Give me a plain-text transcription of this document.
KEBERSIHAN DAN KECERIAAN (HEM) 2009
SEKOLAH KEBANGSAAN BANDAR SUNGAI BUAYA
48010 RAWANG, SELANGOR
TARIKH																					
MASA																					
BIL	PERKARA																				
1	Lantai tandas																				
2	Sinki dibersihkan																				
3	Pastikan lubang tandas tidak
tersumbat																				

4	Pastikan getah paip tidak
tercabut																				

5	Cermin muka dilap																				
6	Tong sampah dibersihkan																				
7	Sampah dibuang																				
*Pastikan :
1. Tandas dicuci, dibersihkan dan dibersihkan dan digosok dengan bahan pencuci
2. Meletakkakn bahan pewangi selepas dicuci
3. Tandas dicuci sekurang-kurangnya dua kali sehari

========

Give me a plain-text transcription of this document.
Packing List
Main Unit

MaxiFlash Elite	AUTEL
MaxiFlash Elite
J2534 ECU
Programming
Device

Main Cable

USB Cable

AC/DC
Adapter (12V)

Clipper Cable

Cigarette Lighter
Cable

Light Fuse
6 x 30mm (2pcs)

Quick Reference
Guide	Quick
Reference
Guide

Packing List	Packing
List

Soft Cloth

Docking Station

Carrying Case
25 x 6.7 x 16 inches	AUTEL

========

Copy each line of the listing that includes "bahan".

_TASK OUTPUT_
1. Tandas dicuci, dibersihkan dan dibersihkan dan digosok dengan bahan pencuci
2. Meletakkakn bahan pewangi selepas dicuci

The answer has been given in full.